**Entries shown:**
────────────────────────────────────────
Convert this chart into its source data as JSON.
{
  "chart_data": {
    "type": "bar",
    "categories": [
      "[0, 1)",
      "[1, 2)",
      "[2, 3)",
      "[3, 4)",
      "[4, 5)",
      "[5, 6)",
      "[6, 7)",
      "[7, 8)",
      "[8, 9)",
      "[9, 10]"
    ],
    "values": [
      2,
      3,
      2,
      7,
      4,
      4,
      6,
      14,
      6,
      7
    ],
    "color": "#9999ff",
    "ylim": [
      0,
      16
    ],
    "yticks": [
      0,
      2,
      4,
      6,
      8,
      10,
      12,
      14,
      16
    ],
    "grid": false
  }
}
────────────────────────────────────────
**Exercise prompt:**
Reproduce the material verbatim, line by line.

**Task solution:**
Convert this chart into its source data as JSON.
{
  "chart_data": {
    "type": "bar",
    "categories": [
      "[0, 1)",
      "[1, 2)",
      "[2, 3)",
      "[3, 4)",
      "[4, 5)",
      "[5, 6)",
      "[6, 7)",
      "[7, 8)",
      "[8, 9)",
      "[9, 10]"
    ],
    "values": [
      2,
      3,
      2,
      7,
      4,
      4,
      6,
      14,
      6,
      7
    ],
    "color": "#9999ff",
    "ylim": [
      0,
      16
    ],
    "yticks": [
      0,
      2,
      4,
      6,
      8,
      10,
      12,
      14,
      16
    ],
    "grid": false
  }
}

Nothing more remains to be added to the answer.